-------- Stored rows

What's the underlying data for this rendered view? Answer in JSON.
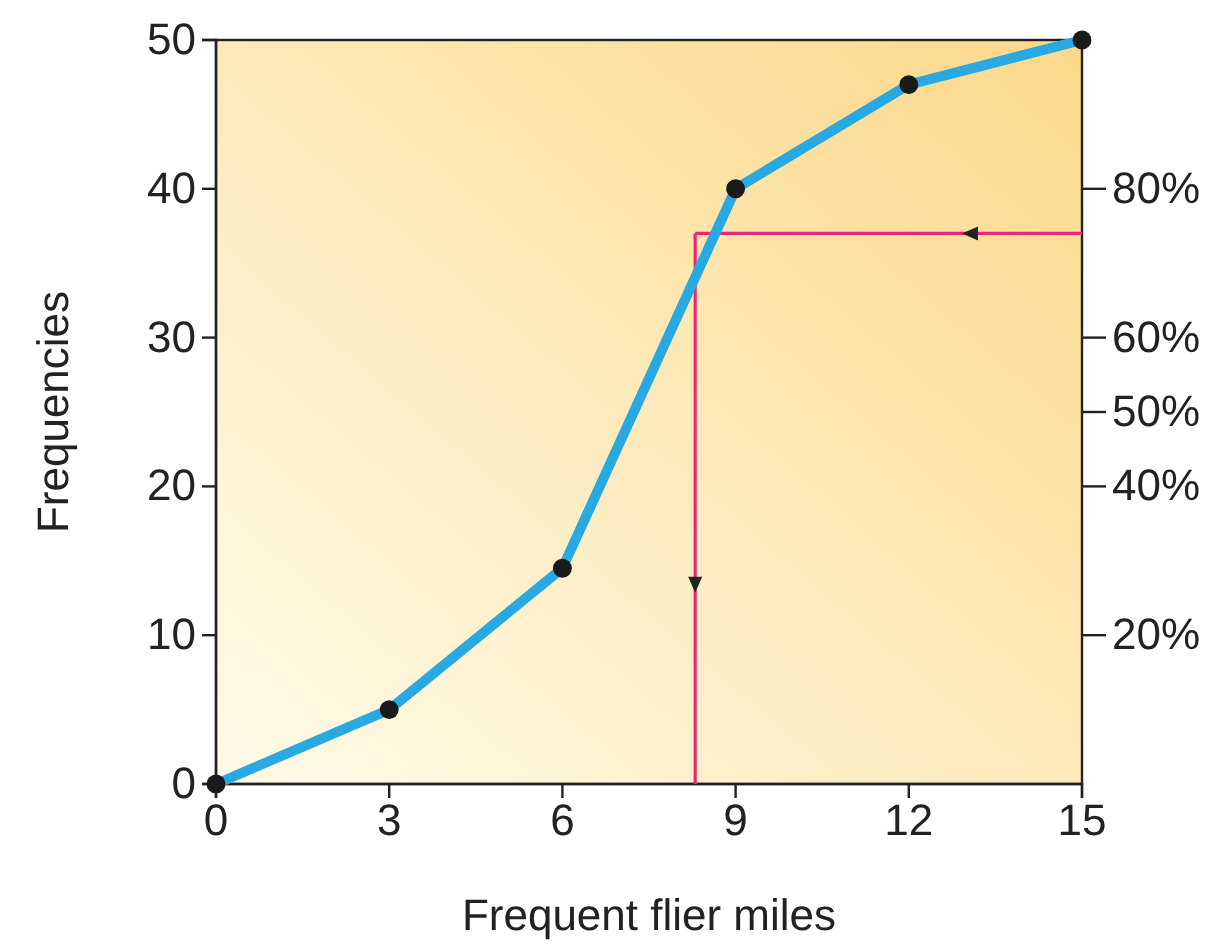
{
  "chart_data": {
    "type": "line",
    "xlabel": "Frequent flier miles",
    "ylabel": "Frequencies",
    "x": [
      0,
      3,
      6,
      9,
      12,
      15
    ],
    "series": [
      {
        "color": "#29a9e1",
        "values": [
          0,
          5,
          14.5,
          40,
          47,
          50
        ]
      }
    ],
    "xlim": [
      0,
      15
    ],
    "xticks": [
      0,
      3,
      6,
      9,
      12,
      15
    ],
    "ylim": [
      0,
      50
    ],
    "yticks": [
      0,
      10,
      20,
      30,
      40,
      50
    ],
    "y2lim": [
      0,
      100
    ],
    "y2ticks": [
      {
        "value": 20,
        "label": "20%"
      },
      {
        "value": 40,
        "label": "40%"
      },
      {
        "value": 50,
        "label": "50%"
      },
      {
        "value": 60,
        "label": "60%"
      },
      {
        "value": 80,
        "label": "80%"
      }
    ],
    "ref_lines": [
      {
        "axis": "x",
        "value": 8.3,
        "color": "#e8297a"
      },
      {
        "axis": "y2",
        "value": 74,
        "color": "#e8297a"
      }
    ],
    "marker": "circle",
    "line_style": "solid",
    "grid": false
  }
}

----------------

Written task: Pictures stay out; repeat all the rest of the records exactly.

Output below:
What's the underlying data for this rendered view? Answer in JSON.
{
  "chart_data": {
    "type": "line",
    "xlabel": "Frequent flier miles",
    "ylabel": "Frequencies",
    "x": [
      0,
      3,
      6,
      9,
      12,
      15
    ],
    "series": [
      {
        "color": "#29a9e1",
        "values": [
          0,
          5,
          14.5,
          40,
          47,
          50
        ]
      }
    ],
    "xlim": [
      0,
      15
    ],
    "xticks": [
      0,
      3,
      6,
      9,
      12,
      15
    ],
    "ylim": [
      0,
      50
    ],
    "yticks": [
      0,
      10,
      20,
      30,
      40,
      50
    ],
    "y2lim": [
      0,
      100
    ],
    "y2ticks": [
      {
        "value": 20,
        "label": "20%"
      },
      {
        "value": 40,
        "label": "40%"
      },
      {
        "value": 50,
        "label": "50%"
      },
      {
        "value": 60,
        "label": "60%"
      },
      {
        "value": 80,
        "label": "80%"
      }
    ],
    "ref_lines": [
      {
        "axis": "x",
        "value": 8.3,
        "color": "#e8297a"
      },
      {
        "axis": "y2",
        "value": 74,
        "color": "#e8297a"
      }
    ],
    "marker": "circle",
    "line_style": "solid",
    "grid": false
  }
}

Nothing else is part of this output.